» **Brief**:
Write out the whole listing word for word.

» **Extracted data**:
Start

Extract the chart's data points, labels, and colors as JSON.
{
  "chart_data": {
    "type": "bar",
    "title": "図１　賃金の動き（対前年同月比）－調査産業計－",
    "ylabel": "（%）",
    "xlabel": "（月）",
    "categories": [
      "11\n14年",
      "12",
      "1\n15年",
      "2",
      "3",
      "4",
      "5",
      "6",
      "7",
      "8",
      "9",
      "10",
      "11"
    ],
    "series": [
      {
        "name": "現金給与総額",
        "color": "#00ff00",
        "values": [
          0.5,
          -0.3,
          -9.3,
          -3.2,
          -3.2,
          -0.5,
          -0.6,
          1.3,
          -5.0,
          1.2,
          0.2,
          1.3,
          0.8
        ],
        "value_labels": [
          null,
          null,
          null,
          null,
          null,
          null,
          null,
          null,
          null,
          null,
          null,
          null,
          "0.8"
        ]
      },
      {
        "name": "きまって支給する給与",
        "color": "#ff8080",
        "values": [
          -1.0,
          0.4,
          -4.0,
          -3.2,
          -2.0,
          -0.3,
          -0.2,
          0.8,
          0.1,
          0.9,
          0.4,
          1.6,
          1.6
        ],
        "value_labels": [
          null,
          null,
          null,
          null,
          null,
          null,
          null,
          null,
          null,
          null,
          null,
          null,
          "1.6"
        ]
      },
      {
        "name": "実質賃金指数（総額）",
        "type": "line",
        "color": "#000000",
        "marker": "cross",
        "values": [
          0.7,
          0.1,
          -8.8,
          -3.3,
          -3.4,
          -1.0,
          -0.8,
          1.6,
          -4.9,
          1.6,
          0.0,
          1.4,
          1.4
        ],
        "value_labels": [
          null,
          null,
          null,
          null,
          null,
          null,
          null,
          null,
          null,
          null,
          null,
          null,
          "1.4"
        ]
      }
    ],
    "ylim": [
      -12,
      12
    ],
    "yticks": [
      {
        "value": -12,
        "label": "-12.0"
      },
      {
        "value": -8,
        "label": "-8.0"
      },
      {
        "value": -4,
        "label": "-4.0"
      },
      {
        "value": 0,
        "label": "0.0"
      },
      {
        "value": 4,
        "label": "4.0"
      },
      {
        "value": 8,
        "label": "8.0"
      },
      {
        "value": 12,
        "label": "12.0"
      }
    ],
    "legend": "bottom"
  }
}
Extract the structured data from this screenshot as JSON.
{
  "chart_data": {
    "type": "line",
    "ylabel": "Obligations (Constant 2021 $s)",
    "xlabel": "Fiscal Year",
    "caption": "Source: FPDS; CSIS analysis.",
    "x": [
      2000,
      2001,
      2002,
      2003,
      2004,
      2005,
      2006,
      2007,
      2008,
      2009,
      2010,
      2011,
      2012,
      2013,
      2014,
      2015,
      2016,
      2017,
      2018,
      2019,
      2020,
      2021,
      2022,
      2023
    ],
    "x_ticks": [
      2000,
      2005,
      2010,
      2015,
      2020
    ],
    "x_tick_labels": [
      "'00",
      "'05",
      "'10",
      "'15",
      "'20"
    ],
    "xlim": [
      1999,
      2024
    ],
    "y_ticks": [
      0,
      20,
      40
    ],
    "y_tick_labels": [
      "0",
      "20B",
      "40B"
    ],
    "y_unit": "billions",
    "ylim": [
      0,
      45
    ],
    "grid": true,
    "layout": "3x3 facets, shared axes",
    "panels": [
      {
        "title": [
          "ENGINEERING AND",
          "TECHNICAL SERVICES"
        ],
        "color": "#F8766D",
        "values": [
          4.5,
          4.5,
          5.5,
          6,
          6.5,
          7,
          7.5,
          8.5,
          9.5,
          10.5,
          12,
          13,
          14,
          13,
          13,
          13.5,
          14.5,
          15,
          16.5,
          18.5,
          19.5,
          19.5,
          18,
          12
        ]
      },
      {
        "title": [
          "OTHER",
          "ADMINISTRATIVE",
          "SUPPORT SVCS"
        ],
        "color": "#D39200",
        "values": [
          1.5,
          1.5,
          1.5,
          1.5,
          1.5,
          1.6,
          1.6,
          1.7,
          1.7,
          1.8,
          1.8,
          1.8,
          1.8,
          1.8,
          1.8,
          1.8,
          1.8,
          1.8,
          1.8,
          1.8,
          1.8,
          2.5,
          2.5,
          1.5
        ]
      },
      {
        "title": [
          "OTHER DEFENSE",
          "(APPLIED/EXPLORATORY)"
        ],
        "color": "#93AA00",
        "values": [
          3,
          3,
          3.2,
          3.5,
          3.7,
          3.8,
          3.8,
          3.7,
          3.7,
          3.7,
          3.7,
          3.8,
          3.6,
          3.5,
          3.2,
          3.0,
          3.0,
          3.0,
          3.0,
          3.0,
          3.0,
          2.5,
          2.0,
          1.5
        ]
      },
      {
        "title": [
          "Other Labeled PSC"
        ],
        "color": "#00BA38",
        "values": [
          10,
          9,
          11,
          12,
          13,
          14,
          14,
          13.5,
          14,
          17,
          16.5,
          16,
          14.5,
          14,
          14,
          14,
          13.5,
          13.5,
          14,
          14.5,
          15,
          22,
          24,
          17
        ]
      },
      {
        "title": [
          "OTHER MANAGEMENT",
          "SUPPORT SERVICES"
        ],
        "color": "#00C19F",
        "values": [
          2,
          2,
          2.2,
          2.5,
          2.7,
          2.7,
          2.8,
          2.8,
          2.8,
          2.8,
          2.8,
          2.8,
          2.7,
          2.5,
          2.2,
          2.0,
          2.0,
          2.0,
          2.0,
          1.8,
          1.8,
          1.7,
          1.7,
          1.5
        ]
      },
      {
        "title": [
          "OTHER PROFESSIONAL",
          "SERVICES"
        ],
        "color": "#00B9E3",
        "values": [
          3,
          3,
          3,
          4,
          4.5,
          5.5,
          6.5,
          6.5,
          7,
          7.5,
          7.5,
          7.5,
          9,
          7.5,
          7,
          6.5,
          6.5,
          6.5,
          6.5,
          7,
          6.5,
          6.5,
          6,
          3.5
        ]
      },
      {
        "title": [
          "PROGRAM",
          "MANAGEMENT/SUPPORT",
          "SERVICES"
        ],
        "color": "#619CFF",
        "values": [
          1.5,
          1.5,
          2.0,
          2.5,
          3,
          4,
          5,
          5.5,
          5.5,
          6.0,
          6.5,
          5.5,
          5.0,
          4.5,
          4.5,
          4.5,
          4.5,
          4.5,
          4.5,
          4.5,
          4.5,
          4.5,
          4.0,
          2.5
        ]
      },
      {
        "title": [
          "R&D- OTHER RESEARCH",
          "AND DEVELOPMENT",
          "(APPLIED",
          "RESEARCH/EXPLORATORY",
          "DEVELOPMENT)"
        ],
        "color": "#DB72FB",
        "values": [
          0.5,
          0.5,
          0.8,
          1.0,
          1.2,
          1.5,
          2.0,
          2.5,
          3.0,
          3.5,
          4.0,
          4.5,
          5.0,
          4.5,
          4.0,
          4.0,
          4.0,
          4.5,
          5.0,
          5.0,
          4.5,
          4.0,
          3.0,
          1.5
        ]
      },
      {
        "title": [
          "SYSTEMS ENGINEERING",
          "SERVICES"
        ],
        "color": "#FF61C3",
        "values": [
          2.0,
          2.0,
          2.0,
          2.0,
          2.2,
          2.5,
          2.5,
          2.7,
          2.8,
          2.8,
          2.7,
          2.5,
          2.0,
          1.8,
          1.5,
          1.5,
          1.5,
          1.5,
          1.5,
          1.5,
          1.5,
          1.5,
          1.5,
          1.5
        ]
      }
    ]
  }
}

End

» **Answer to this exercise**:
Extract the chart's data points, labels, and colors as JSON.
{
  "chart_data": {
    "type": "bar",
    "title": "図１　賃金の動き（対前年同月比）－調査産業計－",
    "ylabel": "（%）",
    "xlabel": "（月）",
    "categories": [
      "11\n14年",
      "12",
      "1\n15年",
      "2",
      "3",
      "4",
      "5",
      "6",
      "7",
      "8",
      "9",
      "10",
      "11"
    ],
    "series": [
      {
        "name": "現金給与総額",
        "color": "#00ff00",
        "values": [
          0.5,
          -0.3,
          -9.3,
          -3.2,
          -3.2,
          -0.5,
          -0.6,
          1.3,
          -5.0,
          1.2,
          0.2,
          1.3,
          0.8
        ],
        "value_labels": [
          null,
          null,
          null,
          null,
          null,
          null,
          null,
          null,
          null,
          null,
          null,
          null,
          "0.8"
        ]
      },
      {
        "name": "きまって支給する給与",
        "color": "#ff8080",
        "values": [
          -1.0,
          0.4,
          -4.0,
          -3.2,
          -2.0,
          -0.3,
          -0.2,
          0.8,
          0.1,
          0.9,
          0.4,
          1.6,
          1.6
        ],
        "value_labels": [
          null,
          null,
          null,
          null,
          null,
          null,
          null,
          null,
          null,
          null,
          null,
          null,
          "1.6"
        ]
      },
      {
        "name": "実質賃金指数（総額）",
        "type": "line",
        "color": "#000000",
        "marker": "cross",
        "values": [
          0.7,
          0.1,
          -8.8,
          -3.3,
          -3.4,
          -1.0,
          -0.8,
          1.6,
          -4.9,
          1.6,
          0.0,
          1.4,
          1.4
        ],
        "value_labels": [
          null,
          null,
          null,
          null,
          null,
          null,
          null,
          null,
          null,
          null,
          null,
          null,
          "1.4"
        ]
      }
    ],
    "ylim": [
      -12,
      12
    ],
    "yticks": [
      {
        "value": -12,
        "label": "-12.0"
      },
      {
        "value": -8,
        "label": "-8.0"
      },
      {
        "value": -4,
        "label": "-4.0"
      },
      {
        "value": 0,
        "label": "0.0"
      },
      {
        "value": 4,
        "label": "4.0"
      },
      {
        "value": 8,
        "label": "8.0"
      },
      {
        "value": 12,
        "label": "12.0"
      }
    ],
    "legend": "bottom"
  }
}
Extract the structured data from this screenshot as JSON.
{
  "chart_data": {
    "type": "line",
    "ylabel": "Obligations (Constant 2021 $s)",
    "xlabel": "Fiscal Year",
    "caption": "Source: FPDS; CSIS analysis.",
    "x": [
      2000,
      2001,
      2002,
      2003,
      2004,
      2005,
      2006,
      2007,
      2008,
      2009,
      2010,
      2011,
      2012,
      2013,
      2014,
      2015,
      2016,
      2017,
      2018,
      2019,
      2020,
      2021,
      2022,
      2023
    ],
    "x_ticks": [
      2000,
      2005,
      2010,
      2015,
      2020
    ],
    "x_tick_labels": [
      "'00",
      "'05",
      "'10",
      "'15",
      "'20"
    ],
    "xlim": [
      1999,
      2024
    ],
    "y_ticks": [
      0,
      20,
      40
    ],
    "y_tick_labels": [
      "0",
      "20B",
      "40B"
    ],
    "y_unit": "billions",
    "ylim": [
      0,
      45
    ],
    "grid": true,
    "layout": "3x3 facets, shared axes",
    "panels": [
      {
        "title": [
          "ENGINEERING AND",
          "TECHNICAL SERVICES"
        ],
        "color": "#F8766D",
        "values": [
          4.5,
          4.5,
          5.5,
          6,
          6.5,
          7,
          7.5,
          8.5,
          9.5,
          10.5,
          12,
          13,
          14,
          13,
          13,
          13.5,
          14.5,
          15,
          16.5,
          18.5,
          19.5,
          19.5,
          18,
          12
        ]
      },
      {
        "title": [
          "OTHER",
          "ADMINISTRATIVE",
          "SUPPORT SVCS"
        ],
        "color": "#D39200",
        "values": [
          1.5,
          1.5,
          1.5,
          1.5,
          1.5,
          1.6,
          1.6,
          1.7,
          1.7,
          1.8,
          1.8,
          1.8,
          1.8,
          1.8,
          1.8,
          1.8,
          1.8,
          1.8,
          1.8,
          1.8,
          1.8,
          2.5,
          2.5,
          1.5
        ]
      },
      {
        "title": [
          "OTHER DEFENSE",
          "(APPLIED/EXPLORATORY)"
        ],
        "color": "#93AA00",
        "values": [
          3,
          3,
          3.2,
          3.5,
          3.7,
          3.8,
          3.8,
          3.7,
          3.7,
          3.7,
          3.7,
          3.8,
          3.6,
          3.5,
          3.2,
          3.0,
          3.0,
          3.0,
          3.0,
          3.0,
          3.0,
          2.5,
          2.0,
          1.5
        ]
      },
      {
        "title": [
          "Other Labeled PSC"
        ],
        "color": "#00BA38",
        "values": [
          10,
          9,
          11,
          12,
          13,
          14,
          14,
          13.5,
          14,
          17,
          16.5,
          16,
          14.5,
          14,
          14,
          14,
          13.5,
          13.5,
          14,
          14.5,
          15,
          22,
          24,
          17
        ]
      },
      {
        "title": [
          "OTHER MANAGEMENT",
          "SUPPORT SERVICES"
        ],
        "color": "#00C19F",
        "values": [
          2,
          2,
          2.2,
          2.5,
          2.7,
          2.7,
          2.8,
          2.8,
          2.8,
          2.8,
          2.8,
          2.8,
          2.7,
          2.5,
          2.2,
          2.0,
          2.0,
          2.0,
          2.0,
          1.8,
          1.8,
          1.7,
          1.7,
          1.5
        ]
      },
      {
        "title": [
          "OTHER PROFESSIONAL",
          "SERVICES"
        ],
        "color": "#00B9E3",
        "values": [
          3,
          3,
          3,
          4,
          4.5,
          5.5,
          6.5,
          6.5,
          7,
          7.5,
          7.5,
          7.5,
          9,
          7.5,
          7,
          6.5,
          6.5,
          6.5,
          6.5,
          7,
          6.5,
          6.5,
          6,
          3.5
        ]
      },
      {
        "title": [
          "PROGRAM",
          "MANAGEMENT/SUPPORT",
          "SERVICES"
        ],
        "color": "#619CFF",
        "values": [
          1.5,
          1.5,
          2.0,
          2.5,
          3,
          4,
          5,
          5.5,
          5.5,
          6.0,
          6.5,
          5.5,
          5.0,
          4.5,
          4.5,
          4.5,
          4.5,
          4.5,
          4.5,
          4.5,
          4.5,
          4.5,
          4.0,
          2.5
        ]
      },
      {
        "title": [
          "R&D- OTHER RESEARCH",
          "AND DEVELOPMENT",
          "(APPLIED",
          "RESEARCH/EXPLORATORY",
          "DEVELOPMENT)"
        ],
        "color": "#DB72FB",
        "values": [
          0.5,
          0.5,
          0.8,
          1.0,
          1.2,
          1.5,
          2.0,
          2.5,
          3.0,
          3.5,
          4.0,
          4.5,
          5.0,
          4.5,
          4.0,
          4.0,
          4.0,
          4.5,
          5.0,
          5.0,
          4.5,
          4.0,
          3.0,
          1.5
        ]
      },
      {
        "title": [
          "SYSTEMS ENGINEERING",
          "SERVICES"
        ],
        "color": "#FF61C3",
        "values": [
          2.0,
          2.0,
          2.0,
          2.0,
          2.2,
          2.5,
          2.5,
          2.7,
          2.8,
          2.8,
          2.7,
          2.5,
          2.0,
          1.8,
          1.5,
          1.5,
          1.5,
          1.5,
          1.5,
          1.5,
          1.5,
          1.5,
          1.5,
          1.5
        ]
      }
    ]
  }
}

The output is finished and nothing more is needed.